• SET EXERCISE: Gather, from the listing beneath this task, every line holding the string "JSON".

Records excerpted from a collection

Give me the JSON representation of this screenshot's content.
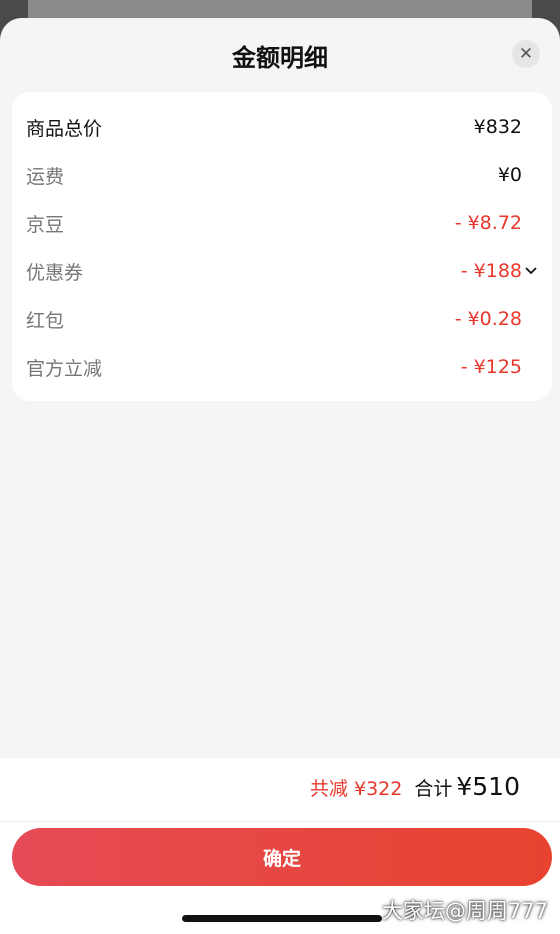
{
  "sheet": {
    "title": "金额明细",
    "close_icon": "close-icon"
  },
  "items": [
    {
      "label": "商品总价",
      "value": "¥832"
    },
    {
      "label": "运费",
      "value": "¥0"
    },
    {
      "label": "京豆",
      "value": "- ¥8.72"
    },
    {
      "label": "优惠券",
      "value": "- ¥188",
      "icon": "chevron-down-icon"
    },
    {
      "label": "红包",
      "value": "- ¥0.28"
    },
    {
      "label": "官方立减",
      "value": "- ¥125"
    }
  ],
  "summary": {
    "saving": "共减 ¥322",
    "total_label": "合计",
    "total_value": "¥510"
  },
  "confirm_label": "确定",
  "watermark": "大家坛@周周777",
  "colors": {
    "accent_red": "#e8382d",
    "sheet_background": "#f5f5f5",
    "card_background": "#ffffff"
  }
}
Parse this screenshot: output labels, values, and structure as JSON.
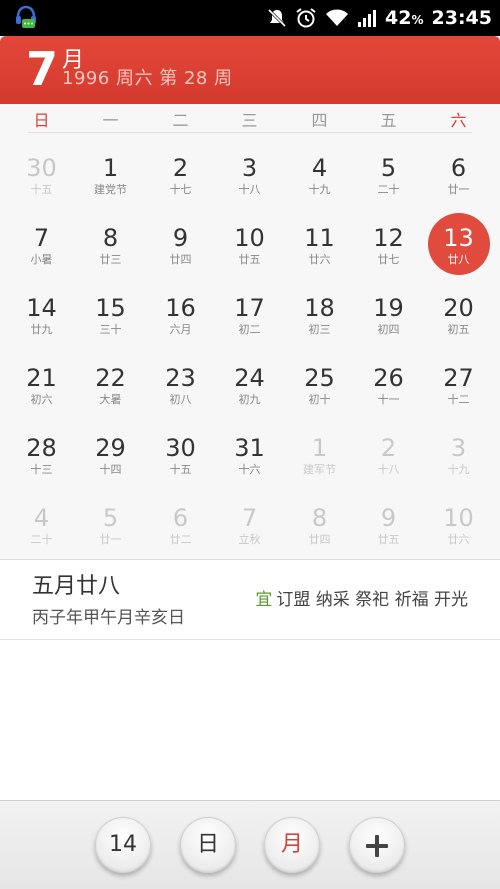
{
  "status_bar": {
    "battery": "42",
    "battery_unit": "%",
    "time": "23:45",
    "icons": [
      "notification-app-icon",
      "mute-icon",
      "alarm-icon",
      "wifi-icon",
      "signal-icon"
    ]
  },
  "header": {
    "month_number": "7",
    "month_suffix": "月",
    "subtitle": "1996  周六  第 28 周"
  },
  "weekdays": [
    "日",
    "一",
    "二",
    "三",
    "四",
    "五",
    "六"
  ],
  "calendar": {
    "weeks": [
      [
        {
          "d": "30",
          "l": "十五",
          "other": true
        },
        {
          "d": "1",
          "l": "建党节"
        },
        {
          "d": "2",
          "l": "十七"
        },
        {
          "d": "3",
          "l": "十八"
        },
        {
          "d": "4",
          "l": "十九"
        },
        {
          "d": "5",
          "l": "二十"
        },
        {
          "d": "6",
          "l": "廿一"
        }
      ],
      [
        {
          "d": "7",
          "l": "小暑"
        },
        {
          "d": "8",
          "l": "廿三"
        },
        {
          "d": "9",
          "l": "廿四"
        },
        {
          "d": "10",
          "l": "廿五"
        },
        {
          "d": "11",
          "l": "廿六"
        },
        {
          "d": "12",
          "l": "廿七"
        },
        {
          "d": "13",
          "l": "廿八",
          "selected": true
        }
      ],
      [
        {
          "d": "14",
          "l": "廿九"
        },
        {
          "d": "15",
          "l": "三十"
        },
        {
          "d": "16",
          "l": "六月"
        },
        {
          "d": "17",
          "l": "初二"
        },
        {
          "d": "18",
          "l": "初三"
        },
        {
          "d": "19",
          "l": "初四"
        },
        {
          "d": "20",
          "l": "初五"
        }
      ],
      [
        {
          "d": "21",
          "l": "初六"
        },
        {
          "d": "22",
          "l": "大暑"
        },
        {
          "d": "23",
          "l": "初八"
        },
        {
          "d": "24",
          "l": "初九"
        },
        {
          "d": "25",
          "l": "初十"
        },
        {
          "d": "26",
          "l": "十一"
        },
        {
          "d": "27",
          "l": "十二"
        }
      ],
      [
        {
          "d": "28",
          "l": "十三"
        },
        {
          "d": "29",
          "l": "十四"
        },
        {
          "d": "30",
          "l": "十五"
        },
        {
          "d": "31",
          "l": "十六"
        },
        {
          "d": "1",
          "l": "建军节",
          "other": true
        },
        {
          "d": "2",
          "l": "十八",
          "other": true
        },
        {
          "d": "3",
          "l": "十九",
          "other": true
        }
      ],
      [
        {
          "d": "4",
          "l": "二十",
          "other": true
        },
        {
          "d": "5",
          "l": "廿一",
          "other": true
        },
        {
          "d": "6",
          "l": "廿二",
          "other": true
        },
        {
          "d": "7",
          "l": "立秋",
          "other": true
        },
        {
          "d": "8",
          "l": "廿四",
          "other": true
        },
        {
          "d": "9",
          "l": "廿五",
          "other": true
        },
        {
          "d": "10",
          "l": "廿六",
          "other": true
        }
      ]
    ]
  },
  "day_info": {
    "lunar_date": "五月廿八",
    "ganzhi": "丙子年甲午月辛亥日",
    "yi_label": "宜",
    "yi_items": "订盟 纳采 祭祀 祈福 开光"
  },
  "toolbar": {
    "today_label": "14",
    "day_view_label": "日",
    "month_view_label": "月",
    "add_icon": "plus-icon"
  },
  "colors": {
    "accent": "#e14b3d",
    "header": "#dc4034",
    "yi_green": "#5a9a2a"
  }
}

--

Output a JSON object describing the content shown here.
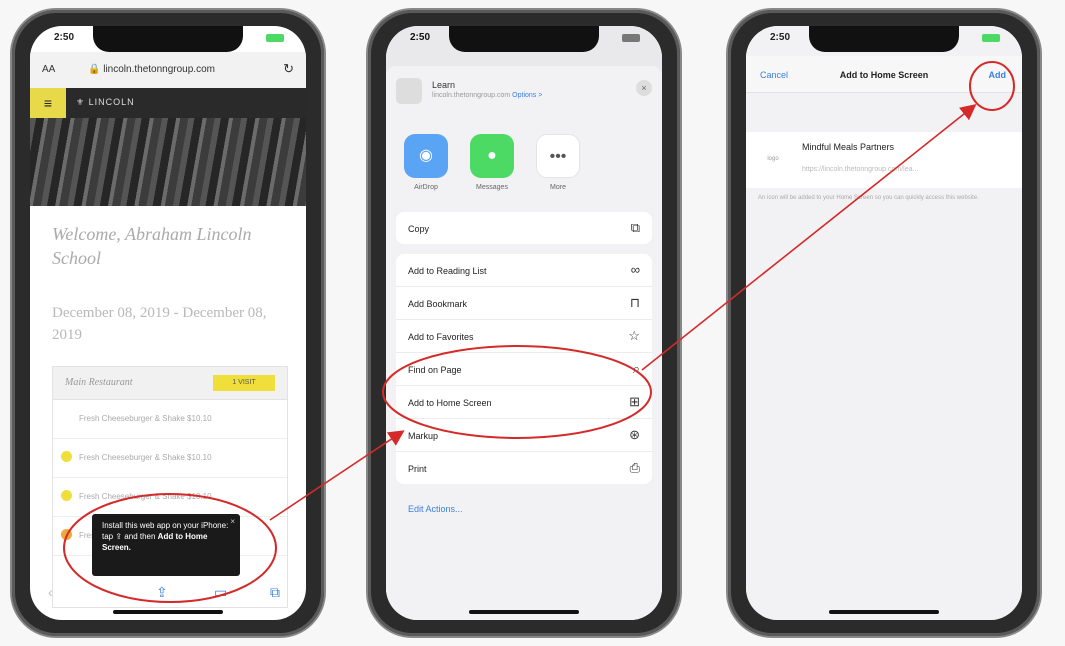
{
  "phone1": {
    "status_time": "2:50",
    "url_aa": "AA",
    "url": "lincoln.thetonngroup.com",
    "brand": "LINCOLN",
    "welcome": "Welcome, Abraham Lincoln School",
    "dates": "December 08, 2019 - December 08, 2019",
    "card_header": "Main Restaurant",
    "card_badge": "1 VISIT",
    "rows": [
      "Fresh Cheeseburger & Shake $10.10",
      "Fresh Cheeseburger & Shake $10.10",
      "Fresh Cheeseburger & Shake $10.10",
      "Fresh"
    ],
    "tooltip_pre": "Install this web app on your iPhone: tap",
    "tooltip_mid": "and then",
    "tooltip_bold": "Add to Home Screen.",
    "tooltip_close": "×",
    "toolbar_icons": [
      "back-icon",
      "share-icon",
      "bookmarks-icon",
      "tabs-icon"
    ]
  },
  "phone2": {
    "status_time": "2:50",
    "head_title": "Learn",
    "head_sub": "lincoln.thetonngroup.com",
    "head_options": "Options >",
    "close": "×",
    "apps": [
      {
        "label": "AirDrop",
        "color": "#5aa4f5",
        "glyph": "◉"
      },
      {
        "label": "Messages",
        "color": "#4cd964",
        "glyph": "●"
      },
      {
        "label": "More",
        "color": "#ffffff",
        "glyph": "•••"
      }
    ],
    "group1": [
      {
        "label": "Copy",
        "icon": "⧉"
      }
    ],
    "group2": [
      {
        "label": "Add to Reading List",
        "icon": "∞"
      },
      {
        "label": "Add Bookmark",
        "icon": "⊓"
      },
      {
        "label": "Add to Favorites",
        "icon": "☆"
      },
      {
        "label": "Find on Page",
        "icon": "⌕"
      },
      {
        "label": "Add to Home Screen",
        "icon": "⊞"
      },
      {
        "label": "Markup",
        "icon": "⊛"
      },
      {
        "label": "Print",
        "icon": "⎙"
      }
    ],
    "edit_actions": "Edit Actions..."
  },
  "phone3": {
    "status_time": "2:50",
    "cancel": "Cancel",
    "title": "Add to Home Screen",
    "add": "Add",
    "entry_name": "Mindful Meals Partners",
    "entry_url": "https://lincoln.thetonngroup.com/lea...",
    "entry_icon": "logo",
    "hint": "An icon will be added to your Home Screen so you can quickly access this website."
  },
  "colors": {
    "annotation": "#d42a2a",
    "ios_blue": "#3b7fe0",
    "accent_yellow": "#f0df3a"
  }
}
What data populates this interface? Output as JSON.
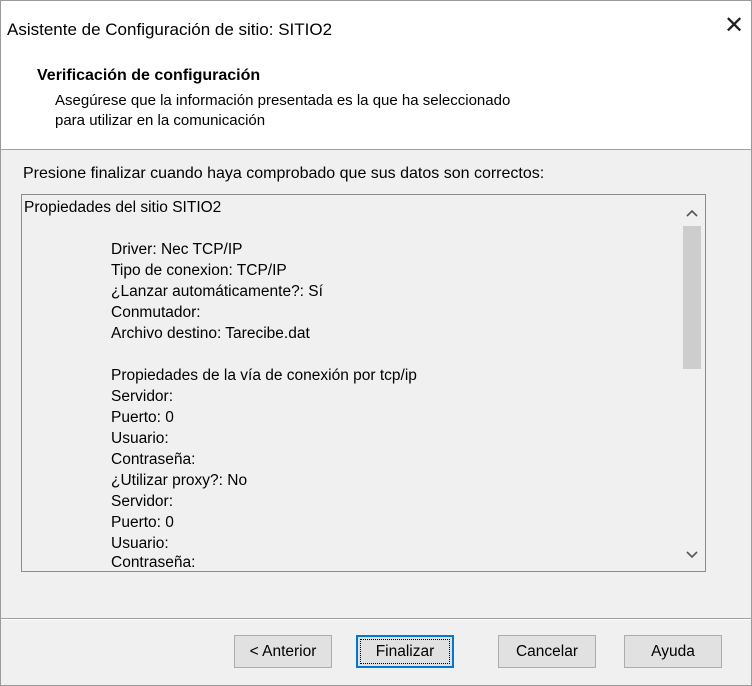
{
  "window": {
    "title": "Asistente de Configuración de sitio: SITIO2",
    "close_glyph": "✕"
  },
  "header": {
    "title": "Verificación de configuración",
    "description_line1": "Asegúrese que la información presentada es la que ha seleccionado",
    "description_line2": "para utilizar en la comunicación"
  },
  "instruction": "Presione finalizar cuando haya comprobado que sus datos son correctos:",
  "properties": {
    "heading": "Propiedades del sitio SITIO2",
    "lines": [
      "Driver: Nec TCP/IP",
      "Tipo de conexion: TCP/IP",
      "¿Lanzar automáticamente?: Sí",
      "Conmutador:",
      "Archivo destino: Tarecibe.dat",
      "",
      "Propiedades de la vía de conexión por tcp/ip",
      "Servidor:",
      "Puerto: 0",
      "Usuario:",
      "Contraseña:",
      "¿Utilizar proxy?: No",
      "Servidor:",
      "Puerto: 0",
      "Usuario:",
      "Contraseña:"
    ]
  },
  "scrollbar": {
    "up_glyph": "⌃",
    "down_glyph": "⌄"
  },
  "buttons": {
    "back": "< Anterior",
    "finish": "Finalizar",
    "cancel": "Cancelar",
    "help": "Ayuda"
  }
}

---

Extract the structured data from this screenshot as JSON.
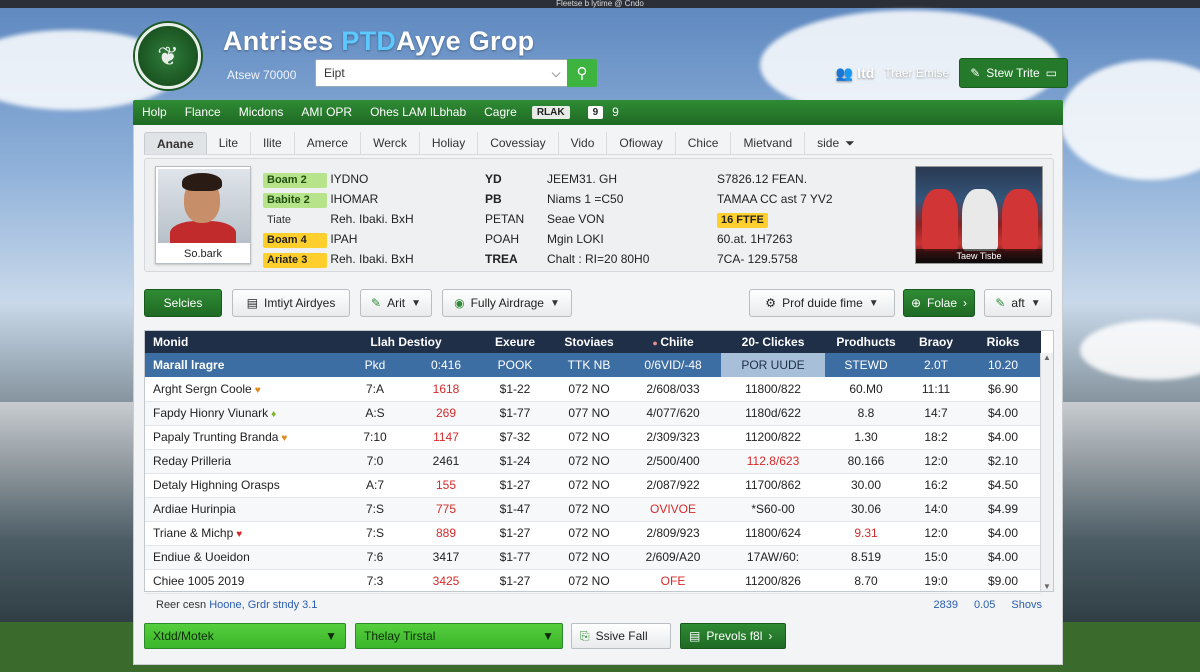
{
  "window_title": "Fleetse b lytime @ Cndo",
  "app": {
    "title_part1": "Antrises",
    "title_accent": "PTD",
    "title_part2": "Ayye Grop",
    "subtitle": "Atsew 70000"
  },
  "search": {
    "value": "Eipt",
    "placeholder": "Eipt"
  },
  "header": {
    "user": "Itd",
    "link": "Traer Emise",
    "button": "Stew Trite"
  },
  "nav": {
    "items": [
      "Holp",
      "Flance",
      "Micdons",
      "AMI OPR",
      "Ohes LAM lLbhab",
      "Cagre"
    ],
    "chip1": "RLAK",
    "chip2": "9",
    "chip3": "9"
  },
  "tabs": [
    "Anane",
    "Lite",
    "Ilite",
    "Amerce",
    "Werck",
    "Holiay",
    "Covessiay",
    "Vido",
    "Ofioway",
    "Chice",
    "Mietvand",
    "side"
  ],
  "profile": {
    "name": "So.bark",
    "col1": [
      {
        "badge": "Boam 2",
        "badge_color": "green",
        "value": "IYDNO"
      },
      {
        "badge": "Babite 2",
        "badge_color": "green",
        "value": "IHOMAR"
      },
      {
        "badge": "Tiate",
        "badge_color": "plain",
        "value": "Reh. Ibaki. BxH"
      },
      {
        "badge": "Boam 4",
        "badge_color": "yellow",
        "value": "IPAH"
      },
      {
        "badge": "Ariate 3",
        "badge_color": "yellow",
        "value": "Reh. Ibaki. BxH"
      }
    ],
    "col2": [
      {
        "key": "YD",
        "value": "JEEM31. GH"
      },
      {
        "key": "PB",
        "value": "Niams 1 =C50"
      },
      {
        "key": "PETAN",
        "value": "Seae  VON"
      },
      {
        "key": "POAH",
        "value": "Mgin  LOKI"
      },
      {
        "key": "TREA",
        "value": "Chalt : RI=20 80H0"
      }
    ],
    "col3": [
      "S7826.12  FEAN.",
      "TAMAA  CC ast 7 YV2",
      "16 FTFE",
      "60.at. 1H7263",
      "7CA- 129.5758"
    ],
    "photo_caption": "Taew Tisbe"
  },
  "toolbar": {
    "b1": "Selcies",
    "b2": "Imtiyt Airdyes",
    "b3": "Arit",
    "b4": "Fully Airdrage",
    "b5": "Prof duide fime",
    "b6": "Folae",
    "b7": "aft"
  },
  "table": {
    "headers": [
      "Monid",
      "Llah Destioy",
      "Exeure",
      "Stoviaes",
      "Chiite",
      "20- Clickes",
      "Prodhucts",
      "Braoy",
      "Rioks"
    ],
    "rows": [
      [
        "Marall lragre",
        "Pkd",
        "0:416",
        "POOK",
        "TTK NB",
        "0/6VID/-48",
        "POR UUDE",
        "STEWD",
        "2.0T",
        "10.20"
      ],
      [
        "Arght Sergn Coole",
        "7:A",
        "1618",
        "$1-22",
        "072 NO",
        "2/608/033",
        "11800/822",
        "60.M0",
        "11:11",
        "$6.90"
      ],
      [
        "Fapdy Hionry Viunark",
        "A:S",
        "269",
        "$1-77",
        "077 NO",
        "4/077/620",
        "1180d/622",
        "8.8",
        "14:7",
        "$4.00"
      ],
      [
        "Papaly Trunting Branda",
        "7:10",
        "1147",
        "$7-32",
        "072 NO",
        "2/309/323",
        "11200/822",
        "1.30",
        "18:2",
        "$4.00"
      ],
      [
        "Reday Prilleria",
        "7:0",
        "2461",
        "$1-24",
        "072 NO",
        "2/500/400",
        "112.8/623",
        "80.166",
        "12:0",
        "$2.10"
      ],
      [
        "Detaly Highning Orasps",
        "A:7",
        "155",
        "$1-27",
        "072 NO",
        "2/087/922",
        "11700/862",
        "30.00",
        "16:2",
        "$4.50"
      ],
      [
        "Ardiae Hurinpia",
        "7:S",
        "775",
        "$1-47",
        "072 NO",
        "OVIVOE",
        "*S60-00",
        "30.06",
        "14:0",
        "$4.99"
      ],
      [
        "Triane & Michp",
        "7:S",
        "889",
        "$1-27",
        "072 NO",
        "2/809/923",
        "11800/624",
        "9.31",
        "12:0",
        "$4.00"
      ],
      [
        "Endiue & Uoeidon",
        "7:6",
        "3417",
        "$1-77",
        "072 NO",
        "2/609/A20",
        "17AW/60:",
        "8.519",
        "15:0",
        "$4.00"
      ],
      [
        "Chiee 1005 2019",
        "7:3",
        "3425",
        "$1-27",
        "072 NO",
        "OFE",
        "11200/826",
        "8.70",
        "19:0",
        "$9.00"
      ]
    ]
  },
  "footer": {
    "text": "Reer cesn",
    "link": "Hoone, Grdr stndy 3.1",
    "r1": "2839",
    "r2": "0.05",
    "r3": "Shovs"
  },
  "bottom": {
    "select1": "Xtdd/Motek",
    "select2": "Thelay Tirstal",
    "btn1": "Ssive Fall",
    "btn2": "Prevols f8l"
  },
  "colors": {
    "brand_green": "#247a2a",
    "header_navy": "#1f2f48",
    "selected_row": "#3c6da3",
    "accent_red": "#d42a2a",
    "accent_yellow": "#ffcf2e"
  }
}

• SOLVED PROBLEM:
Give me the JSON representation of this screenshot's content.
Parse this screenshot: output labels, values, and structure as JSON.
Output a JSON object describing the content shown here.
What data populates this interface? Output as JSON.
Extract the structured data from this screenshot as JSON.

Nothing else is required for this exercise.